[Start]
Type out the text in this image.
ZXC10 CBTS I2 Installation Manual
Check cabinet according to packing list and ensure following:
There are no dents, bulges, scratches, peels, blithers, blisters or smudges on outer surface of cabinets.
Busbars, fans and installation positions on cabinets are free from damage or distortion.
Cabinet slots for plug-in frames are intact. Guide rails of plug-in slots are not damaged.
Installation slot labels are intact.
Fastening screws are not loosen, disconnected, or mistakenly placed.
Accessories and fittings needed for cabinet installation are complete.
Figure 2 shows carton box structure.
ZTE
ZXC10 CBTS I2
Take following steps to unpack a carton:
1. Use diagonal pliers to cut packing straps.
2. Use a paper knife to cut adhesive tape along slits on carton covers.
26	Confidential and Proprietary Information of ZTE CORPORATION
[End]
[Start]
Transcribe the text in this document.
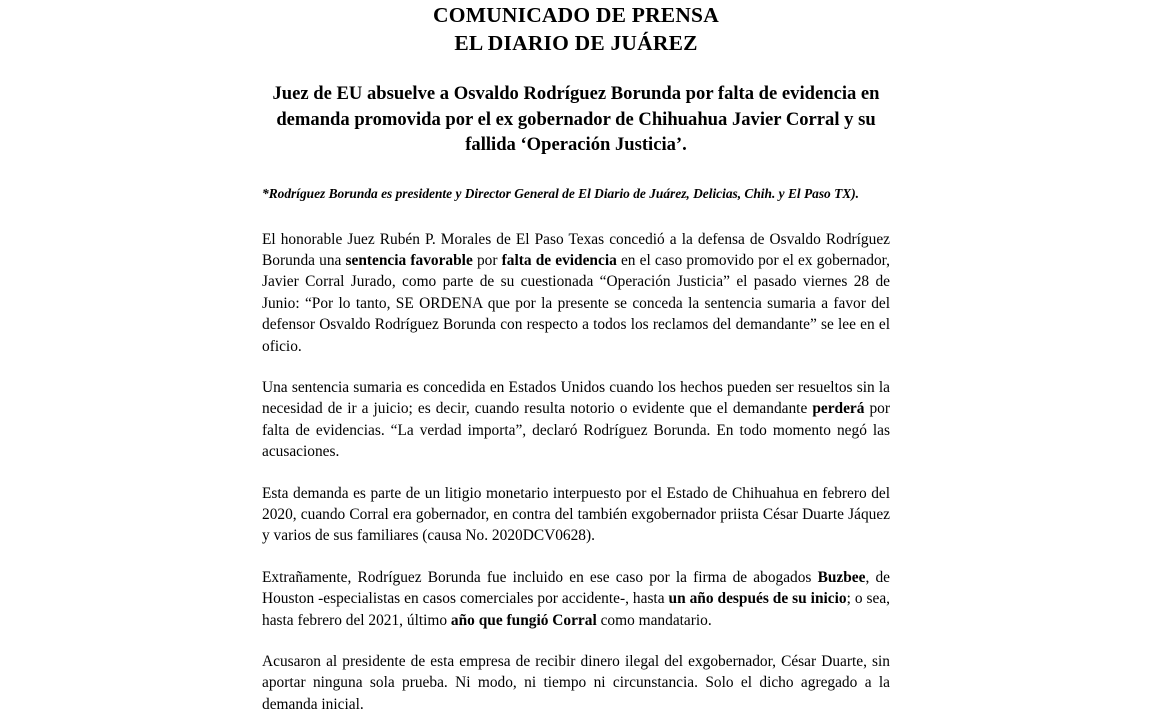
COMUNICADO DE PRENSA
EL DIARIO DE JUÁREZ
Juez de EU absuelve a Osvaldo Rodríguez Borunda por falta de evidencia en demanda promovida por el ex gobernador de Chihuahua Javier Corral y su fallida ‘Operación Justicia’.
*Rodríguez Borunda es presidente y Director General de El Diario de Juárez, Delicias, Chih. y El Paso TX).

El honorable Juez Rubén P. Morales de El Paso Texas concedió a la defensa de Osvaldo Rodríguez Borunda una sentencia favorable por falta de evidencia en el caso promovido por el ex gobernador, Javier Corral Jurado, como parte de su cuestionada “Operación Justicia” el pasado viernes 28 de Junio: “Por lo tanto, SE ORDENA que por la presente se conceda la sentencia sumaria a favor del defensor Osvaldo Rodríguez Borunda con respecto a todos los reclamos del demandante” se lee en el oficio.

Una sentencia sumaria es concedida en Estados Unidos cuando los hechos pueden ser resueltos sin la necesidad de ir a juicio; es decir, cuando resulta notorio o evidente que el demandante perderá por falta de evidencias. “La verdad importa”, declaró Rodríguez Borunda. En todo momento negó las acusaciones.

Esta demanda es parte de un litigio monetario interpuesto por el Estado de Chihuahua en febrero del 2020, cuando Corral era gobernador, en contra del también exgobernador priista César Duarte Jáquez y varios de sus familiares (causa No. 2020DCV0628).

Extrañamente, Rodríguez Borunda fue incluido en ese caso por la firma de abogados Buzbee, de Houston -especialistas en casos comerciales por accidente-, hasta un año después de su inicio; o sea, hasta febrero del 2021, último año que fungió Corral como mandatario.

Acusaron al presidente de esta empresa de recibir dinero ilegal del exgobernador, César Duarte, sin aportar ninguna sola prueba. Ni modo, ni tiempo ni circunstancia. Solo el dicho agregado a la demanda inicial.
[End]
### Problem to work on
Track down all lines above with the string "Paso" and copy them.

### Output below
*Rodríguez Borunda es presidente y Director General de El Diario de Juárez, Delicias, Chih. y El Paso TX).
El honorable Juez Rubén P. Morales de El Paso Texas concedió a la defensa de Osvaldo Rodríguez Borunda una sentencia favorable por falta de evidencia en el caso promovido por el ex gobernador, Javier Corral Jurado, como parte de su cuestionada “Operación Justicia” el pasado viernes 28 de Junio: “Por lo tanto, SE ORDENA que por la presente se conceda la sentencia sumaria a favor del defensor Osvaldo Rodríguez Borunda con respecto a todos los reclamos del demandante” se lee en el oficio.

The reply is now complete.